[Data entries for graphics]
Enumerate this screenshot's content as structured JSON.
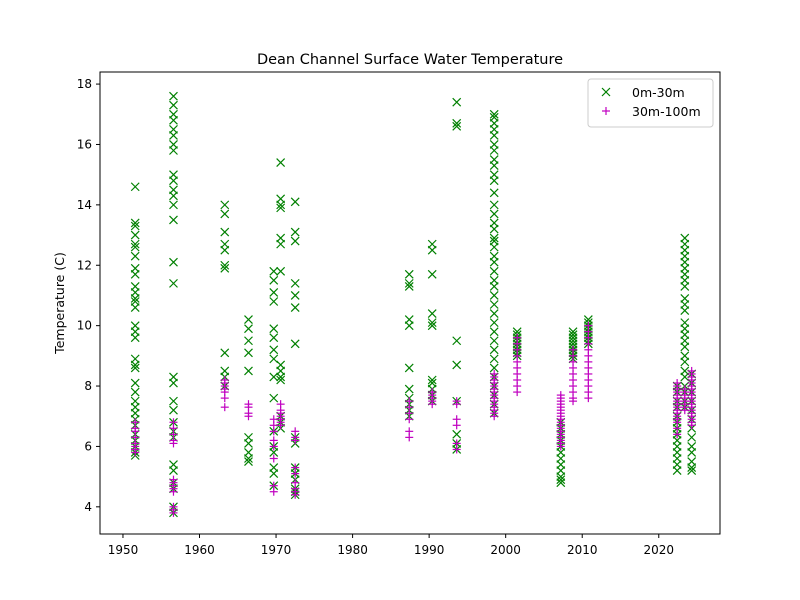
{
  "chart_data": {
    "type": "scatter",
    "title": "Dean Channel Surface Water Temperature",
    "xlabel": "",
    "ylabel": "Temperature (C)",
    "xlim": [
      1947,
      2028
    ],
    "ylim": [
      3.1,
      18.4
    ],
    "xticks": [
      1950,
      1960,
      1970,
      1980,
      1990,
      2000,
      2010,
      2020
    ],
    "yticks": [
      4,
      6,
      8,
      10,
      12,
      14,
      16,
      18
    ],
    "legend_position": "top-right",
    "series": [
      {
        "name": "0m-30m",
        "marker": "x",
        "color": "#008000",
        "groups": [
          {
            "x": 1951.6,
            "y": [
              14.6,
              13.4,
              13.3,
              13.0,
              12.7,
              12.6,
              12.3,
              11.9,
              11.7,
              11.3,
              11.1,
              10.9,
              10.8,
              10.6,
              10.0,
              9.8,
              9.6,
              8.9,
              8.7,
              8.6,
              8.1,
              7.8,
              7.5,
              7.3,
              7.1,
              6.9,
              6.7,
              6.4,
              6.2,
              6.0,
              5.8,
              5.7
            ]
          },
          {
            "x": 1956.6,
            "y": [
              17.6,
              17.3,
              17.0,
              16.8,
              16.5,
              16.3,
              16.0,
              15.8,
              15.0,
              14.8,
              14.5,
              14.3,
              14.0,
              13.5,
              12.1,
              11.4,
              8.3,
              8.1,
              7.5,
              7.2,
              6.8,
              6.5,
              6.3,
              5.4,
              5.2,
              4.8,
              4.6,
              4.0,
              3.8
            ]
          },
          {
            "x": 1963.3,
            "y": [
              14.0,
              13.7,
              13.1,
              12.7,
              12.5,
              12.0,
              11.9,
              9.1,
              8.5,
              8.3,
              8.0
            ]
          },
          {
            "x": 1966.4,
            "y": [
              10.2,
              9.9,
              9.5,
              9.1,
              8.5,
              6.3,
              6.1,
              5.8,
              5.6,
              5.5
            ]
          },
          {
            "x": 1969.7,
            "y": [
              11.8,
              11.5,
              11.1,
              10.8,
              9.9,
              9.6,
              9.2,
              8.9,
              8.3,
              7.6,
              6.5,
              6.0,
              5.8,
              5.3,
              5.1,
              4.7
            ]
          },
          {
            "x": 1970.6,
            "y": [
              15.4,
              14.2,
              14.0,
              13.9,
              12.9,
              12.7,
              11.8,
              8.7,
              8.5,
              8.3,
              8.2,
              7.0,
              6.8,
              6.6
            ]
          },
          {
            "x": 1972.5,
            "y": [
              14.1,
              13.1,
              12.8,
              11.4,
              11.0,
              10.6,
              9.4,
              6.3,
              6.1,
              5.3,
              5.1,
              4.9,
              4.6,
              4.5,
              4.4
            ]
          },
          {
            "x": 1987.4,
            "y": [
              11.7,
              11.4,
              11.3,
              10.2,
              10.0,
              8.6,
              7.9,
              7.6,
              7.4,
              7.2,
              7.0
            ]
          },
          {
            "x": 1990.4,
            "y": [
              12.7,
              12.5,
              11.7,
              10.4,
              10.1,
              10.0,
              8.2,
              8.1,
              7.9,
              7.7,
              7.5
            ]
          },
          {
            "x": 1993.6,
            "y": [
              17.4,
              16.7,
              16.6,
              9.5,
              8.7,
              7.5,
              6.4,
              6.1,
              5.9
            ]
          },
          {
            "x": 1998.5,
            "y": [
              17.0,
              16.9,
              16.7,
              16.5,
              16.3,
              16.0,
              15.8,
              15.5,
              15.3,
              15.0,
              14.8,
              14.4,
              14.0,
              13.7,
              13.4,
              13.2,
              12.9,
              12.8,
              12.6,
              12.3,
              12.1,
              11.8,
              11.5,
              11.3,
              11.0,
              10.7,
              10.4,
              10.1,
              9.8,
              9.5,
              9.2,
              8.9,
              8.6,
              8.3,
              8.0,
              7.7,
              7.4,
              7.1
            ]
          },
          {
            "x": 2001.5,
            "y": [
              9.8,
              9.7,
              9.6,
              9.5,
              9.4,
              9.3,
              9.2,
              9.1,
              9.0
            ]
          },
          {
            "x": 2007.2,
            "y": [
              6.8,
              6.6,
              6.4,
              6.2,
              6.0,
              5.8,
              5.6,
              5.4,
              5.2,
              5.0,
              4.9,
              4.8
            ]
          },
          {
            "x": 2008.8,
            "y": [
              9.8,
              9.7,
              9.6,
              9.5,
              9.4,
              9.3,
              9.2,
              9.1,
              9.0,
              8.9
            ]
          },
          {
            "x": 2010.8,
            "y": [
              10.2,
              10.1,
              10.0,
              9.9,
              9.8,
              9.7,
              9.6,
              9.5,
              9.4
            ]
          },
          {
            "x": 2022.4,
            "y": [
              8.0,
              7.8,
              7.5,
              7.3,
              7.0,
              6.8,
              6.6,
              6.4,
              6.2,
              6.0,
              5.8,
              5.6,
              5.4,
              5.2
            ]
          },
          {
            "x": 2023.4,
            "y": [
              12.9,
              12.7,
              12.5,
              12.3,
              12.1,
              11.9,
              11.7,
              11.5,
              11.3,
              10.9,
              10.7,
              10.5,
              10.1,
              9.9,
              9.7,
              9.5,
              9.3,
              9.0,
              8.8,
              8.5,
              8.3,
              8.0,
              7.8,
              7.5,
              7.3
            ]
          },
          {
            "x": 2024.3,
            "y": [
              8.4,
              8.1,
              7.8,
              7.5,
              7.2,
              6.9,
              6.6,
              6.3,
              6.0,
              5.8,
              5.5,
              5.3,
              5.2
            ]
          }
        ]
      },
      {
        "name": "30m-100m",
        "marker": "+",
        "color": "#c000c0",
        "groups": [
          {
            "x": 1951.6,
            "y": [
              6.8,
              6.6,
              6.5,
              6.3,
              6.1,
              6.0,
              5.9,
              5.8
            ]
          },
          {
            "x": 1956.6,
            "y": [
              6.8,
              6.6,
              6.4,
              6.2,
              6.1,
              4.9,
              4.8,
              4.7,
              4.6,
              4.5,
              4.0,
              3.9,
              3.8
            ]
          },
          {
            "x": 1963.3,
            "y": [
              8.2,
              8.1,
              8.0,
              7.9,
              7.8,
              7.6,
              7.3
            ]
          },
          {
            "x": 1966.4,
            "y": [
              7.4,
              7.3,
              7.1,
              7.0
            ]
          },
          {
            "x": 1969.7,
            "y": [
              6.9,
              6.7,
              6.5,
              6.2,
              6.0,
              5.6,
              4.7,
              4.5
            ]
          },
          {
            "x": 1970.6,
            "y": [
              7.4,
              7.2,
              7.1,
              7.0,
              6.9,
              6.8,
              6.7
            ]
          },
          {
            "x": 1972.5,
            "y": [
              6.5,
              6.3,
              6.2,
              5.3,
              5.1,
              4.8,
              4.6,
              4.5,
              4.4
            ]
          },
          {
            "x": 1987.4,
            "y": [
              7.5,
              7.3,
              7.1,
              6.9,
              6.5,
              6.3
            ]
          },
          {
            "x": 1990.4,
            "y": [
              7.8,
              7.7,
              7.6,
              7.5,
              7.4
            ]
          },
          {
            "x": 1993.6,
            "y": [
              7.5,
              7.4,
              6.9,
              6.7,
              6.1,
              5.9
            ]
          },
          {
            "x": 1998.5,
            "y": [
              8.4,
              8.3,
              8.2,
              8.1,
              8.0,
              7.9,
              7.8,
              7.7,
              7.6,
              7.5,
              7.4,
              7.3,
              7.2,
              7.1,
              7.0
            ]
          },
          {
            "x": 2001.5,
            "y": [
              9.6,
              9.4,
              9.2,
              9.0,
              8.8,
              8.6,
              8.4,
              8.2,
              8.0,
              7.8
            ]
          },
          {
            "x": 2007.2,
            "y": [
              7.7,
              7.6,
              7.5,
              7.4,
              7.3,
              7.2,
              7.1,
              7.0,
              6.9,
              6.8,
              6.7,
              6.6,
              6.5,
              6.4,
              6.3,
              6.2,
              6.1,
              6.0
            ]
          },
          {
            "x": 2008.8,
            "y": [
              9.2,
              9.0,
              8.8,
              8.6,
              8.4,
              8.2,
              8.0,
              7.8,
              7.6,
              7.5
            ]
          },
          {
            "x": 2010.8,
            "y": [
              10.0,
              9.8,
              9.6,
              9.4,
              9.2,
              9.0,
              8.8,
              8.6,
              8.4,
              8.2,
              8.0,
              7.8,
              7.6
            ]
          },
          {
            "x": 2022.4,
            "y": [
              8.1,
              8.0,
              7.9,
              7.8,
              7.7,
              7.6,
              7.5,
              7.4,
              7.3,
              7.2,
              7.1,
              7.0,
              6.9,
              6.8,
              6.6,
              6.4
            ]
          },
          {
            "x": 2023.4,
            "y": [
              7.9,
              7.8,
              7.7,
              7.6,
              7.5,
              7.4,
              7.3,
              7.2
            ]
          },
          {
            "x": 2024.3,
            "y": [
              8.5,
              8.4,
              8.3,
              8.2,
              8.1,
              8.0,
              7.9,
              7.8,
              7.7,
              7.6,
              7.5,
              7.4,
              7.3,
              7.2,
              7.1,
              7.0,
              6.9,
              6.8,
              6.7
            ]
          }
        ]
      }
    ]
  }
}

• [REQUIREMENTS]:
Take every line above carrying "Temperature" and return it.

• [EXERCISE ANSWER]:
    "title": "Dean Channel Surface Water Temperature",
    "ylabel": "Temperature (C)",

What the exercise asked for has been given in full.